- **EXERCISE INSTRUCTIONS**
Go through the material below and copy all lines with "但对DNA没有影响".

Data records

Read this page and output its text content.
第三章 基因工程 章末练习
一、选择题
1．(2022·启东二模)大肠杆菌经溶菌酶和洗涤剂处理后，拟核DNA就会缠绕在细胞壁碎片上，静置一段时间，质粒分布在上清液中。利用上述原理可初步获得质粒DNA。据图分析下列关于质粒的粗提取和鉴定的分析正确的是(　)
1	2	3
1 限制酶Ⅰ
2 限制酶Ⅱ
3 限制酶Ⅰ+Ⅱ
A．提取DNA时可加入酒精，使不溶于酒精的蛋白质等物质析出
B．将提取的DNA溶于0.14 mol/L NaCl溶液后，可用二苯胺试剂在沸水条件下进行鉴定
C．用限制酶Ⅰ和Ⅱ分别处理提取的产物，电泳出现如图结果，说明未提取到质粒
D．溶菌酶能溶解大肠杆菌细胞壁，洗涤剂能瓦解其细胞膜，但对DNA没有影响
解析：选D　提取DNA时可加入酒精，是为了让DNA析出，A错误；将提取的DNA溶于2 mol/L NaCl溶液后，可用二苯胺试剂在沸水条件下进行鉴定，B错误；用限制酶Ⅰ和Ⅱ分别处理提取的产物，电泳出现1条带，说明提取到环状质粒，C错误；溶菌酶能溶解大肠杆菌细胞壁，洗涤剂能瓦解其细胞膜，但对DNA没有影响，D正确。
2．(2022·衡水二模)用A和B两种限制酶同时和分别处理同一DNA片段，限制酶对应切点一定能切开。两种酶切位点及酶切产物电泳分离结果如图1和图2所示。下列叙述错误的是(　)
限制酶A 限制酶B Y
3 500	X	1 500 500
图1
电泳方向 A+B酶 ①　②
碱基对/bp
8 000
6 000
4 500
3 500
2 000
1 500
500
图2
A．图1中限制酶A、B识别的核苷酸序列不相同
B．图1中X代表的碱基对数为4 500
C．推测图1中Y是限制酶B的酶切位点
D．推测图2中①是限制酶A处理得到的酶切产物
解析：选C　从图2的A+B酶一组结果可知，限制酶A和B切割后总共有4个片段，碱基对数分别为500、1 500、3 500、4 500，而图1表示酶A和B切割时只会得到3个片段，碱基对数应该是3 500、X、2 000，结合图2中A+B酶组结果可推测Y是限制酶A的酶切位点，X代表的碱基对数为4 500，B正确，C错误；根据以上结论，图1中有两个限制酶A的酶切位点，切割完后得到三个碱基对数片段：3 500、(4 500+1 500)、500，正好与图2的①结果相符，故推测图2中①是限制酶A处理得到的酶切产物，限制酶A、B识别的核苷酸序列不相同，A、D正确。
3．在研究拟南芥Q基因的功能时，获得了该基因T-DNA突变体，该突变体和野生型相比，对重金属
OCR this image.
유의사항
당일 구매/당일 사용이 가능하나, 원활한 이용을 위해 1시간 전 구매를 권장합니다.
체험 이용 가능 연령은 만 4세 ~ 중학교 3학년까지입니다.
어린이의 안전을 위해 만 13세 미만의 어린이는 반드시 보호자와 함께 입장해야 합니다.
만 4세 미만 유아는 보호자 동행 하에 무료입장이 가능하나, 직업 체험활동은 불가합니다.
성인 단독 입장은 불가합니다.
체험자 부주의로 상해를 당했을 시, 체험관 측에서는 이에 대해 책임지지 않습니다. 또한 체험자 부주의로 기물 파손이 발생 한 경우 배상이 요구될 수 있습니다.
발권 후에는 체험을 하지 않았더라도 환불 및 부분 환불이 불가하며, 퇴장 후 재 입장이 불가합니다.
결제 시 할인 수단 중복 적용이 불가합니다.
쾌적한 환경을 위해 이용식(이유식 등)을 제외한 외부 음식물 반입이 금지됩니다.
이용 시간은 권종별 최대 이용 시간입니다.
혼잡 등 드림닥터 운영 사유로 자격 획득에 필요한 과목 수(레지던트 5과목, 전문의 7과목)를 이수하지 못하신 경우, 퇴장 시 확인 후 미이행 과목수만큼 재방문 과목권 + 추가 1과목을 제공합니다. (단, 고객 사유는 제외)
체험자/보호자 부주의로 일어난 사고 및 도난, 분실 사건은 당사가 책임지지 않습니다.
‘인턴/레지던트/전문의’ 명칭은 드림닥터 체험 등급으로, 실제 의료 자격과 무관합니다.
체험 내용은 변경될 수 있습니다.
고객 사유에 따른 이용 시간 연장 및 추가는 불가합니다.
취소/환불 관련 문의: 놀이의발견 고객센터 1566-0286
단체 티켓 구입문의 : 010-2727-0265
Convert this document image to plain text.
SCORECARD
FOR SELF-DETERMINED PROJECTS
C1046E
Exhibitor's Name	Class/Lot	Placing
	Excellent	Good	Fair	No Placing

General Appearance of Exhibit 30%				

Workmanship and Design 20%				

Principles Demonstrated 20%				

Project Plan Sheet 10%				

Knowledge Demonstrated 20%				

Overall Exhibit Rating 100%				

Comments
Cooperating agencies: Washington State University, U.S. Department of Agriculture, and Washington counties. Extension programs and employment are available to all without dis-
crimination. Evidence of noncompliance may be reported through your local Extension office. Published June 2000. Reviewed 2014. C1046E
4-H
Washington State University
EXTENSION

- **SOLUTION FOR THIS EXERCISE**
D．溶菌酶能溶解大肠杆菌细胞壁，洗涤剂能瓦解其细胞膜，但对DNA没有影响
解析：选D　提取DNA时可加入酒精，是为了让DNA析出，A错误；将提取的DNA溶于2 mol/L NaCl溶液后，可用二苯胺试剂在沸水条件下进行鉴定，B错误；用限制酶Ⅰ和Ⅱ分别处理提取的产物，电泳出现1条带，说明提取到环状质粒，C错误；溶菌酶能溶解大肠杆菌细胞壁，洗涤剂能瓦解其细胞膜，但对DNA没有影响，D正确。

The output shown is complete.